■ **Instructions for the task**: Return the lines below that carry the word "JSON".

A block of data
══════
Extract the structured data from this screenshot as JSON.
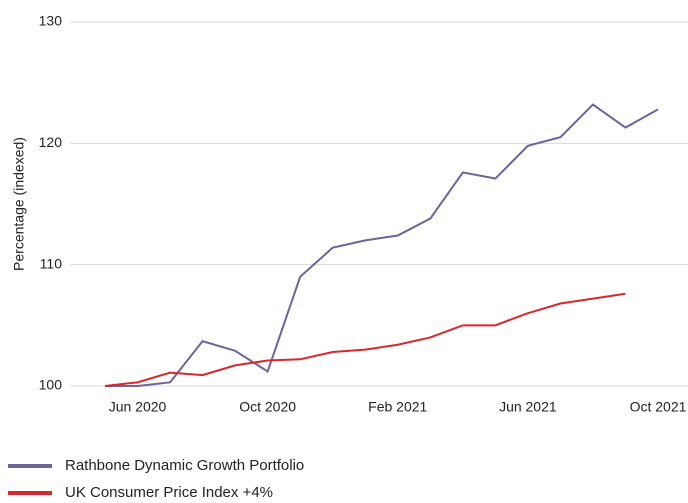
{
  "chart_data": {
    "type": "line",
    "y_label": "Percentage (indexed)",
    "categories": [
      null,
      "Jun 2020",
      null,
      null,
      null,
      "Oct 2020",
      null,
      null,
      null,
      "Feb 2021",
      null,
      null,
      null,
      "Jun 2021",
      null,
      null,
      null,
      "Oct 2021"
    ],
    "series": [
      {
        "name": "Rathbone Dynamic Growth Portfolio",
        "color": "#6e6496",
        "values": [
          100,
          100.0,
          100.3,
          103.7,
          102.9,
          101.2,
          109.0,
          111.4,
          112.0,
          112.4,
          113.8,
          117.6,
          117.1,
          119.8,
          120.5,
          123.2,
          121.3,
          122.8
        ]
      },
      {
        "name": "UK Consumer Price Index +4%",
        "color": "#d7282f",
        "values": [
          100,
          100.3,
          101.1,
          100.9,
          101.7,
          102.1,
          102.2,
          102.8,
          103.0,
          103.4,
          104.0,
          105.0,
          105.0,
          106.0,
          106.8,
          107.2,
          107.6,
          null
        ]
      }
    ],
    "ylim": [
      100,
      130
    ],
    "yticks": [
      100,
      110,
      120,
      130
    ],
    "grid": true,
    "legend": "bottom-left"
  }
}
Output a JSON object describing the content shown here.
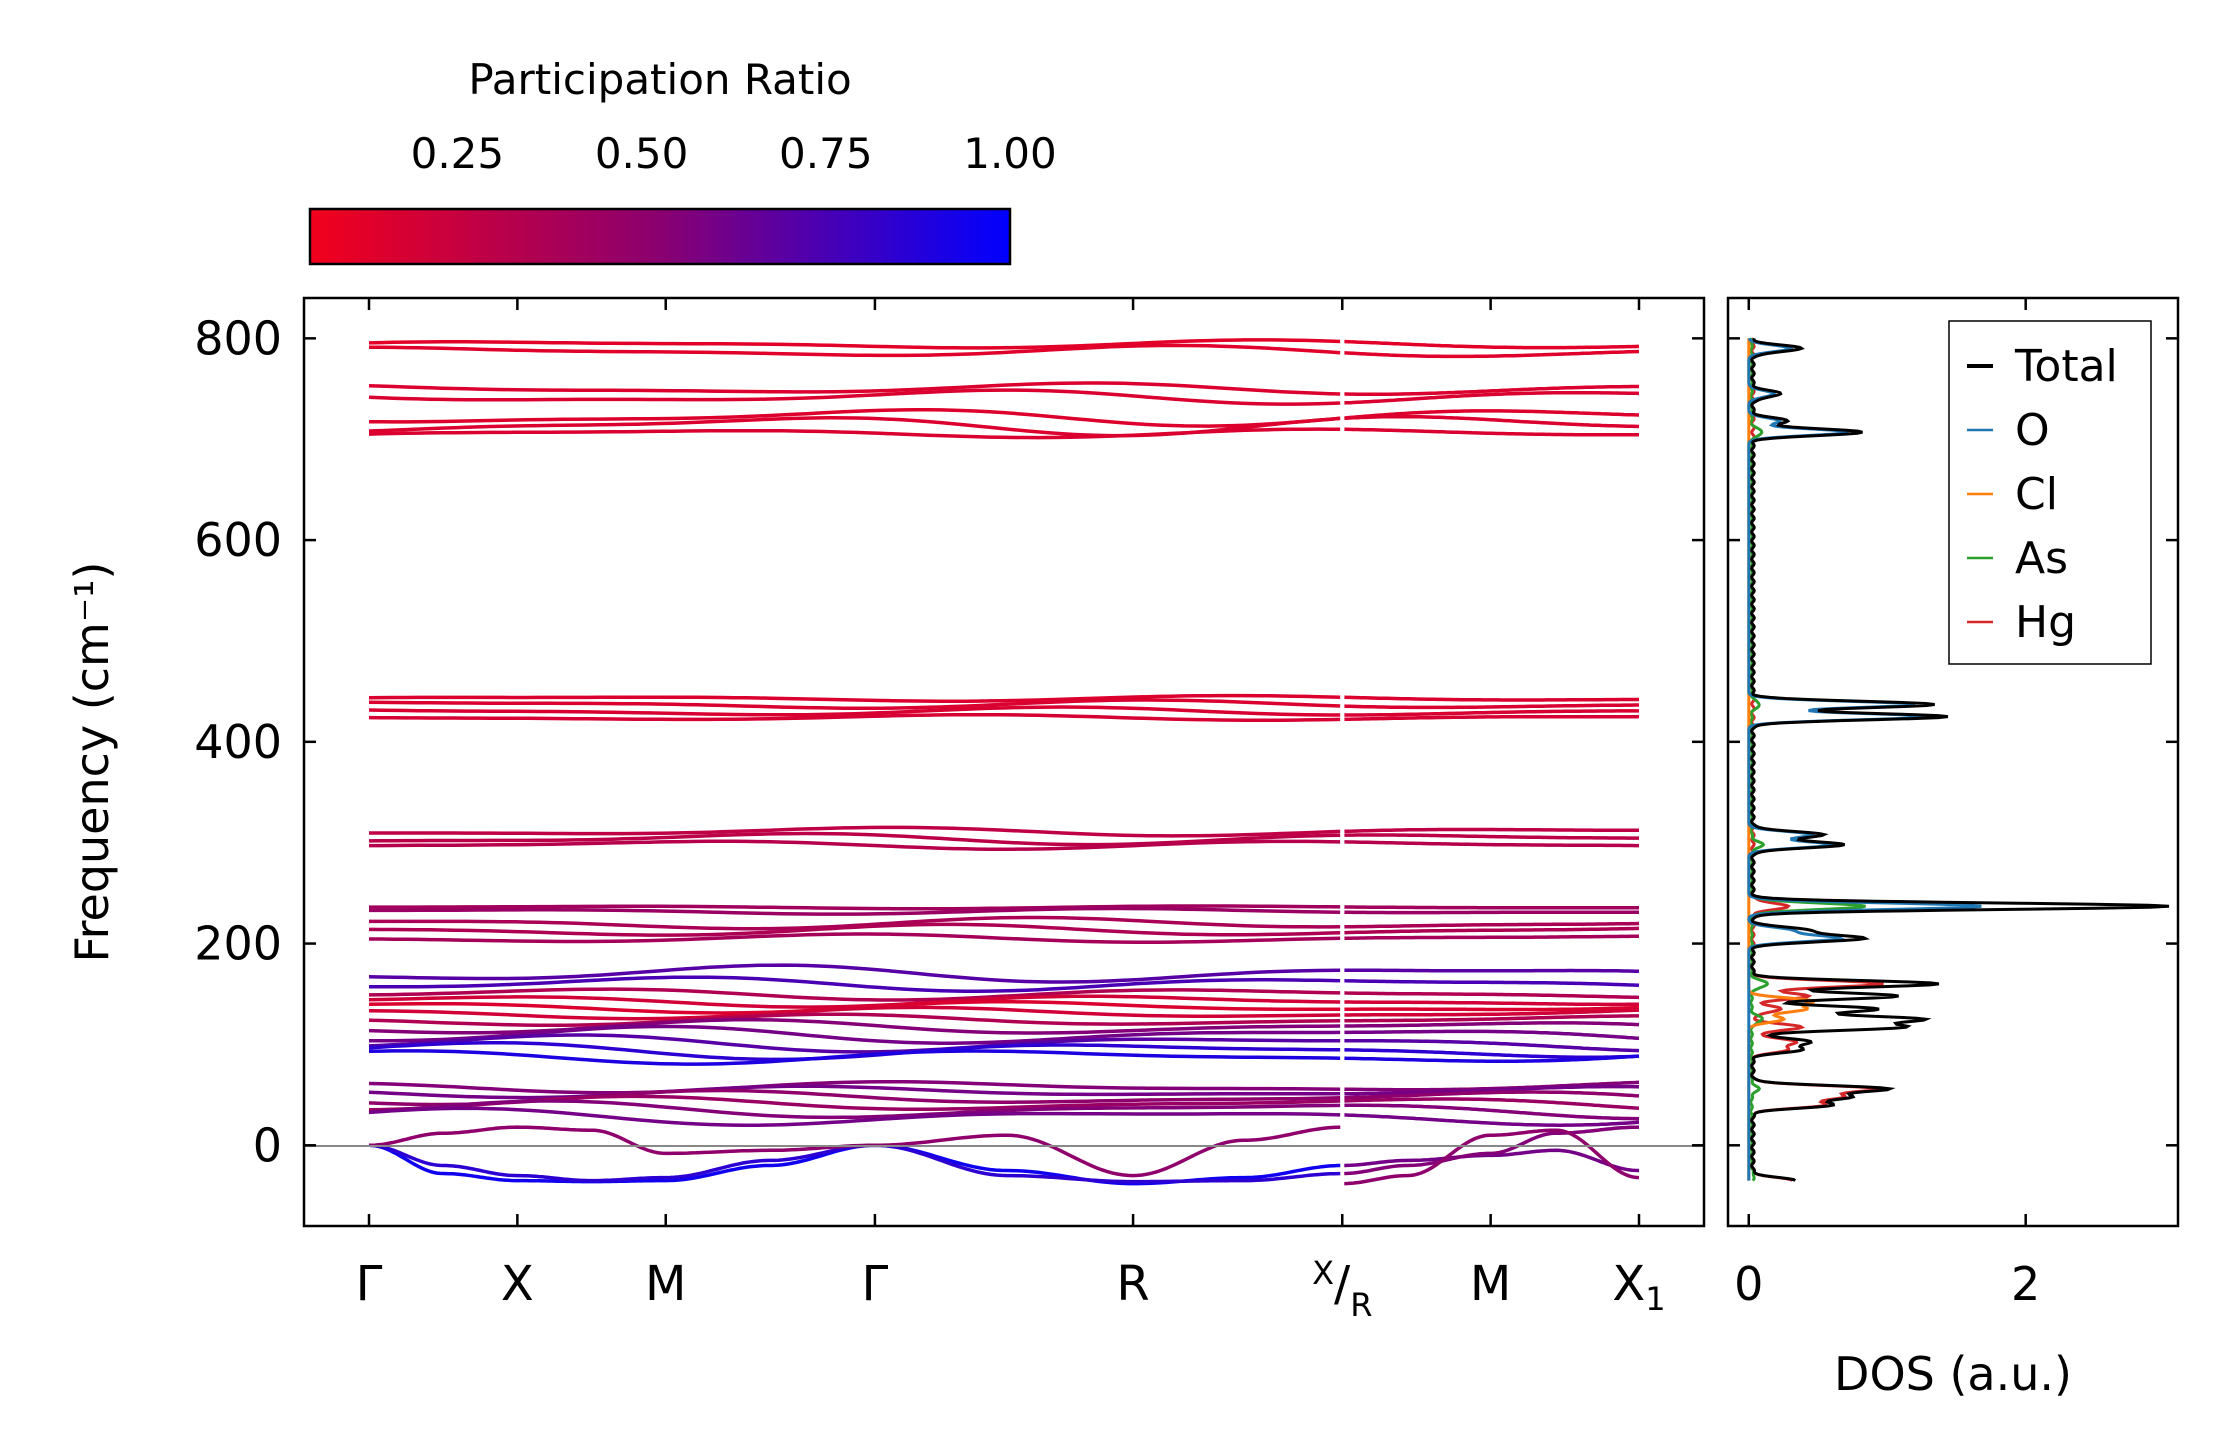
══════
■ **Written answer**:
Extract the structured data from this screenshot as JSON.
Output a JSON object describing the content shown here.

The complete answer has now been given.